== What the exercise asks ==
Pictures do not belong in the copy; quote every entry below exactly.

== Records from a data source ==

[Begin]

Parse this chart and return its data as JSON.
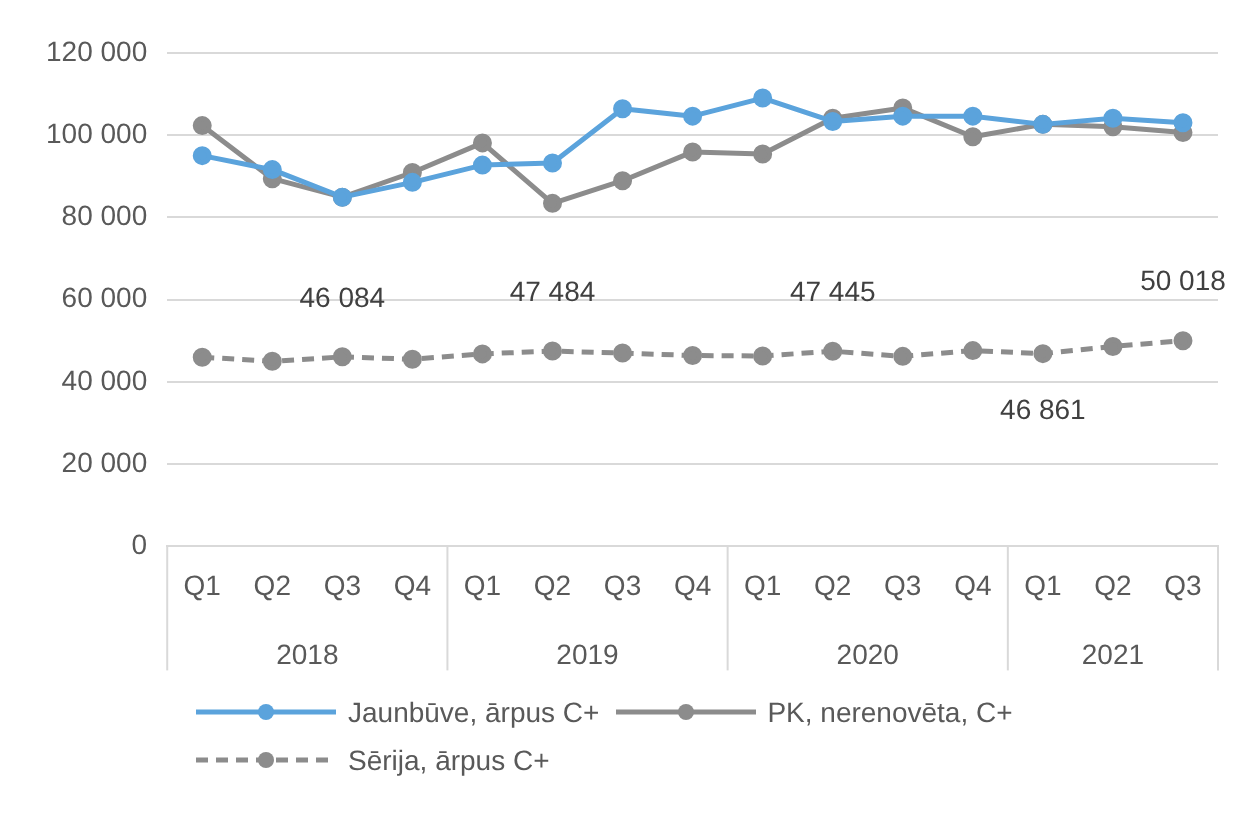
{
  "chart_data": {
    "type": "line",
    "categories": [
      "Q1",
      "Q2",
      "Q3",
      "Q4",
      "Q1",
      "Q2",
      "Q3",
      "Q4",
      "Q1",
      "Q2",
      "Q3",
      "Q4",
      "Q1",
      "Q2",
      "Q3"
    ],
    "annotations": [
      "2018",
      "2019",
      "2020",
      "2021"
    ],
    "ylim": [
      0,
      120000
    ],
    "yticks": [
      {
        "value": 0,
        "label": "0"
      },
      {
        "value": 20000,
        "label": "20 000"
      },
      {
        "value": 40000,
        "label": "40 000"
      },
      {
        "value": 60000,
        "label": "60 000"
      },
      {
        "value": 80000,
        "label": "80 000"
      },
      {
        "value": 100000,
        "label": "100 000"
      },
      {
        "value": 120000,
        "label": "120 000"
      }
    ],
    "grid": "y",
    "legend": "bottom",
    "marker": "circle",
    "series": [
      {
        "name": "Jaunbūve, ārpus C+",
        "color": "#5ba3dc",
        "line_style": "solid",
        "values": [
          95000,
          91600,
          84900,
          88500,
          92700,
          93200,
          106400,
          104600,
          109000,
          103300,
          104600,
          104600,
          102600,
          104100,
          103000
        ]
      },
      {
        "name": "PK, nerenovēta, C+",
        "color": "#8c8c8c",
        "line_style": "solid",
        "values": [
          102300,
          89400,
          84900,
          90900,
          98100,
          83400,
          88900,
          95900,
          95400,
          104100,
          106600,
          99600,
          102600,
          102000,
          100600
        ]
      },
      {
        "name": "Sērija, ārpus C+",
        "color": "#8c8c8c",
        "line_style": "dashed",
        "values": [
          46000,
          45000,
          46084,
          45500,
          46800,
          47484,
          47000,
          46400,
          46300,
          47445,
          46200,
          47600,
          46861,
          48600,
          50018
        ],
        "value_labels": [
          null,
          null,
          "46 084",
          null,
          null,
          "47 484",
          null,
          null,
          null,
          "47 445",
          null,
          null,
          "46 861",
          null,
          "50 018"
        ]
      }
    ]
  }
}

[End]

== Task answer ==
Parse this chart and return its data as JSON.
{
  "chart_data": {
    "type": "line",
    "categories": [
      "Q1",
      "Q2",
      "Q3",
      "Q4",
      "Q1",
      "Q2",
      "Q3",
      "Q4",
      "Q1",
      "Q2",
      "Q3",
      "Q4",
      "Q1",
      "Q2",
      "Q3"
    ],
    "annotations": [
      "2018",
      "2019",
      "2020",
      "2021"
    ],
    "ylim": [
      0,
      120000
    ],
    "yticks": [
      {
        "value": 0,
        "label": "0"
      },
      {
        "value": 20000,
        "label": "20 000"
      },
      {
        "value": 40000,
        "label": "40 000"
      },
      {
        "value": 60000,
        "label": "60 000"
      },
      {
        "value": 80000,
        "label": "80 000"
      },
      {
        "value": 100000,
        "label": "100 000"
      },
      {
        "value": 120000,
        "label": "120 000"
      }
    ],
    "grid": "y",
    "legend": "bottom",
    "marker": "circle",
    "series": [
      {
        "name": "Jaunbūve, ārpus C+",
        "color": "#5ba3dc",
        "line_style": "solid",
        "values": [
          95000,
          91600,
          84900,
          88500,
          92700,
          93200,
          106400,
          104600,
          109000,
          103300,
          104600,
          104600,
          102600,
          104100,
          103000
        ]
      },
      {
        "name": "PK, nerenovēta, C+",
        "color": "#8c8c8c",
        "line_style": "solid",
        "values": [
          102300,
          89400,
          84900,
          90900,
          98100,
          83400,
          88900,
          95900,
          95400,
          104100,
          106600,
          99600,
          102600,
          102000,
          100600
        ]
      },
      {
        "name": "Sērija, ārpus C+",
        "color": "#8c8c8c",
        "line_style": "dashed",
        "values": [
          46000,
          45000,
          46084,
          45500,
          46800,
          47484,
          47000,
          46400,
          46300,
          47445,
          46200,
          47600,
          46861,
          48600,
          50018
        ],
        "value_labels": [
          null,
          null,
          "46 084",
          null,
          null,
          "47 484",
          null,
          null,
          null,
          "47 445",
          null,
          null,
          "46 861",
          null,
          "50 018"
        ]
      }
    ]
  }
}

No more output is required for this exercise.